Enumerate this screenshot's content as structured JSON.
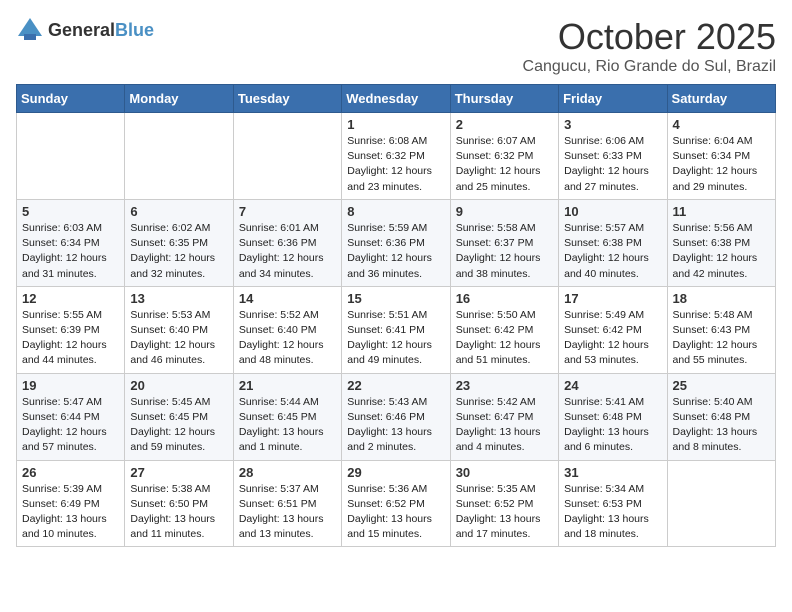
{
  "logo": {
    "general": "General",
    "blue": "Blue"
  },
  "header": {
    "month": "October 2025",
    "location": "Cangucu, Rio Grande do Sul, Brazil"
  },
  "days_of_week": [
    "Sunday",
    "Monday",
    "Tuesday",
    "Wednesday",
    "Thursday",
    "Friday",
    "Saturday"
  ],
  "weeks": [
    [
      {
        "day": "",
        "info": ""
      },
      {
        "day": "",
        "info": ""
      },
      {
        "day": "",
        "info": ""
      },
      {
        "day": "1",
        "info": "Sunrise: 6:08 AM\nSunset: 6:32 PM\nDaylight: 12 hours\nand 23 minutes."
      },
      {
        "day": "2",
        "info": "Sunrise: 6:07 AM\nSunset: 6:32 PM\nDaylight: 12 hours\nand 25 minutes."
      },
      {
        "day": "3",
        "info": "Sunrise: 6:06 AM\nSunset: 6:33 PM\nDaylight: 12 hours\nand 27 minutes."
      },
      {
        "day": "4",
        "info": "Sunrise: 6:04 AM\nSunset: 6:34 PM\nDaylight: 12 hours\nand 29 minutes."
      }
    ],
    [
      {
        "day": "5",
        "info": "Sunrise: 6:03 AM\nSunset: 6:34 PM\nDaylight: 12 hours\nand 31 minutes."
      },
      {
        "day": "6",
        "info": "Sunrise: 6:02 AM\nSunset: 6:35 PM\nDaylight: 12 hours\nand 32 minutes."
      },
      {
        "day": "7",
        "info": "Sunrise: 6:01 AM\nSunset: 6:36 PM\nDaylight: 12 hours\nand 34 minutes."
      },
      {
        "day": "8",
        "info": "Sunrise: 5:59 AM\nSunset: 6:36 PM\nDaylight: 12 hours\nand 36 minutes."
      },
      {
        "day": "9",
        "info": "Sunrise: 5:58 AM\nSunset: 6:37 PM\nDaylight: 12 hours\nand 38 minutes."
      },
      {
        "day": "10",
        "info": "Sunrise: 5:57 AM\nSunset: 6:38 PM\nDaylight: 12 hours\nand 40 minutes."
      },
      {
        "day": "11",
        "info": "Sunrise: 5:56 AM\nSunset: 6:38 PM\nDaylight: 12 hours\nand 42 minutes."
      }
    ],
    [
      {
        "day": "12",
        "info": "Sunrise: 5:55 AM\nSunset: 6:39 PM\nDaylight: 12 hours\nand 44 minutes."
      },
      {
        "day": "13",
        "info": "Sunrise: 5:53 AM\nSunset: 6:40 PM\nDaylight: 12 hours\nand 46 minutes."
      },
      {
        "day": "14",
        "info": "Sunrise: 5:52 AM\nSunset: 6:40 PM\nDaylight: 12 hours\nand 48 minutes."
      },
      {
        "day": "15",
        "info": "Sunrise: 5:51 AM\nSunset: 6:41 PM\nDaylight: 12 hours\nand 49 minutes."
      },
      {
        "day": "16",
        "info": "Sunrise: 5:50 AM\nSunset: 6:42 PM\nDaylight: 12 hours\nand 51 minutes."
      },
      {
        "day": "17",
        "info": "Sunrise: 5:49 AM\nSunset: 6:42 PM\nDaylight: 12 hours\nand 53 minutes."
      },
      {
        "day": "18",
        "info": "Sunrise: 5:48 AM\nSunset: 6:43 PM\nDaylight: 12 hours\nand 55 minutes."
      }
    ],
    [
      {
        "day": "19",
        "info": "Sunrise: 5:47 AM\nSunset: 6:44 PM\nDaylight: 12 hours\nand 57 minutes."
      },
      {
        "day": "20",
        "info": "Sunrise: 5:45 AM\nSunset: 6:45 PM\nDaylight: 12 hours\nand 59 minutes."
      },
      {
        "day": "21",
        "info": "Sunrise: 5:44 AM\nSunset: 6:45 PM\nDaylight: 13 hours\nand 1 minute."
      },
      {
        "day": "22",
        "info": "Sunrise: 5:43 AM\nSunset: 6:46 PM\nDaylight: 13 hours\nand 2 minutes."
      },
      {
        "day": "23",
        "info": "Sunrise: 5:42 AM\nSunset: 6:47 PM\nDaylight: 13 hours\nand 4 minutes."
      },
      {
        "day": "24",
        "info": "Sunrise: 5:41 AM\nSunset: 6:48 PM\nDaylight: 13 hours\nand 6 minutes."
      },
      {
        "day": "25",
        "info": "Sunrise: 5:40 AM\nSunset: 6:48 PM\nDaylight: 13 hours\nand 8 minutes."
      }
    ],
    [
      {
        "day": "26",
        "info": "Sunrise: 5:39 AM\nSunset: 6:49 PM\nDaylight: 13 hours\nand 10 minutes."
      },
      {
        "day": "27",
        "info": "Sunrise: 5:38 AM\nSunset: 6:50 PM\nDaylight: 13 hours\nand 11 minutes."
      },
      {
        "day": "28",
        "info": "Sunrise: 5:37 AM\nSunset: 6:51 PM\nDaylight: 13 hours\nand 13 minutes."
      },
      {
        "day": "29",
        "info": "Sunrise: 5:36 AM\nSunset: 6:52 PM\nDaylight: 13 hours\nand 15 minutes."
      },
      {
        "day": "30",
        "info": "Sunrise: 5:35 AM\nSunset: 6:52 PM\nDaylight: 13 hours\nand 17 minutes."
      },
      {
        "day": "31",
        "info": "Sunrise: 5:34 AM\nSunset: 6:53 PM\nDaylight: 13 hours\nand 18 minutes."
      },
      {
        "day": "",
        "info": ""
      }
    ]
  ]
}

• Your goal:
Transcribe all the data word for word; the images stay out.

• Task output:
Enumerate this screenshot's content as structured JSON.
{
  "logo": {
    "general": "General",
    "blue": "Blue"
  },
  "header": {
    "month": "October 2025",
    "location": "Cangucu, Rio Grande do Sul, Brazil"
  },
  "days_of_week": [
    "Sunday",
    "Monday",
    "Tuesday",
    "Wednesday",
    "Thursday",
    "Friday",
    "Saturday"
  ],
  "weeks": [
    [
      {
        "day": "",
        "info": ""
      },
      {
        "day": "",
        "info": ""
      },
      {
        "day": "",
        "info": ""
      },
      {
        "day": "1",
        "info": "Sunrise: 6:08 AM\nSunset: 6:32 PM\nDaylight: 12 hours\nand 23 minutes."
      },
      {
        "day": "2",
        "info": "Sunrise: 6:07 AM\nSunset: 6:32 PM\nDaylight: 12 hours\nand 25 minutes."
      },
      {
        "day": "3",
        "info": "Sunrise: 6:06 AM\nSunset: 6:33 PM\nDaylight: 12 hours\nand 27 minutes."
      },
      {
        "day": "4",
        "info": "Sunrise: 6:04 AM\nSunset: 6:34 PM\nDaylight: 12 hours\nand 29 minutes."
      }
    ],
    [
      {
        "day": "5",
        "info": "Sunrise: 6:03 AM\nSunset: 6:34 PM\nDaylight: 12 hours\nand 31 minutes."
      },
      {
        "day": "6",
        "info": "Sunrise: 6:02 AM\nSunset: 6:35 PM\nDaylight: 12 hours\nand 32 minutes."
      },
      {
        "day": "7",
        "info": "Sunrise: 6:01 AM\nSunset: 6:36 PM\nDaylight: 12 hours\nand 34 minutes."
      },
      {
        "day": "8",
        "info": "Sunrise: 5:59 AM\nSunset: 6:36 PM\nDaylight: 12 hours\nand 36 minutes."
      },
      {
        "day": "9",
        "info": "Sunrise: 5:58 AM\nSunset: 6:37 PM\nDaylight: 12 hours\nand 38 minutes."
      },
      {
        "day": "10",
        "info": "Sunrise: 5:57 AM\nSunset: 6:38 PM\nDaylight: 12 hours\nand 40 minutes."
      },
      {
        "day": "11",
        "info": "Sunrise: 5:56 AM\nSunset: 6:38 PM\nDaylight: 12 hours\nand 42 minutes."
      }
    ],
    [
      {
        "day": "12",
        "info": "Sunrise: 5:55 AM\nSunset: 6:39 PM\nDaylight: 12 hours\nand 44 minutes."
      },
      {
        "day": "13",
        "info": "Sunrise: 5:53 AM\nSunset: 6:40 PM\nDaylight: 12 hours\nand 46 minutes."
      },
      {
        "day": "14",
        "info": "Sunrise: 5:52 AM\nSunset: 6:40 PM\nDaylight: 12 hours\nand 48 minutes."
      },
      {
        "day": "15",
        "info": "Sunrise: 5:51 AM\nSunset: 6:41 PM\nDaylight: 12 hours\nand 49 minutes."
      },
      {
        "day": "16",
        "info": "Sunrise: 5:50 AM\nSunset: 6:42 PM\nDaylight: 12 hours\nand 51 minutes."
      },
      {
        "day": "17",
        "info": "Sunrise: 5:49 AM\nSunset: 6:42 PM\nDaylight: 12 hours\nand 53 minutes."
      },
      {
        "day": "18",
        "info": "Sunrise: 5:48 AM\nSunset: 6:43 PM\nDaylight: 12 hours\nand 55 minutes."
      }
    ],
    [
      {
        "day": "19",
        "info": "Sunrise: 5:47 AM\nSunset: 6:44 PM\nDaylight: 12 hours\nand 57 minutes."
      },
      {
        "day": "20",
        "info": "Sunrise: 5:45 AM\nSunset: 6:45 PM\nDaylight: 12 hours\nand 59 minutes."
      },
      {
        "day": "21",
        "info": "Sunrise: 5:44 AM\nSunset: 6:45 PM\nDaylight: 13 hours\nand 1 minute."
      },
      {
        "day": "22",
        "info": "Sunrise: 5:43 AM\nSunset: 6:46 PM\nDaylight: 13 hours\nand 2 minutes."
      },
      {
        "day": "23",
        "info": "Sunrise: 5:42 AM\nSunset: 6:47 PM\nDaylight: 13 hours\nand 4 minutes."
      },
      {
        "day": "24",
        "info": "Sunrise: 5:41 AM\nSunset: 6:48 PM\nDaylight: 13 hours\nand 6 minutes."
      },
      {
        "day": "25",
        "info": "Sunrise: 5:40 AM\nSunset: 6:48 PM\nDaylight: 13 hours\nand 8 minutes."
      }
    ],
    [
      {
        "day": "26",
        "info": "Sunrise: 5:39 AM\nSunset: 6:49 PM\nDaylight: 13 hours\nand 10 minutes."
      },
      {
        "day": "27",
        "info": "Sunrise: 5:38 AM\nSunset: 6:50 PM\nDaylight: 13 hours\nand 11 minutes."
      },
      {
        "day": "28",
        "info": "Sunrise: 5:37 AM\nSunset: 6:51 PM\nDaylight: 13 hours\nand 13 minutes."
      },
      {
        "day": "29",
        "info": "Sunrise: 5:36 AM\nSunset: 6:52 PM\nDaylight: 13 hours\nand 15 minutes."
      },
      {
        "day": "30",
        "info": "Sunrise: 5:35 AM\nSunset: 6:52 PM\nDaylight: 13 hours\nand 17 minutes."
      },
      {
        "day": "31",
        "info": "Sunrise: 5:34 AM\nSunset: 6:53 PM\nDaylight: 13 hours\nand 18 minutes."
      },
      {
        "day": "",
        "info": ""
      }
    ]
  ]
}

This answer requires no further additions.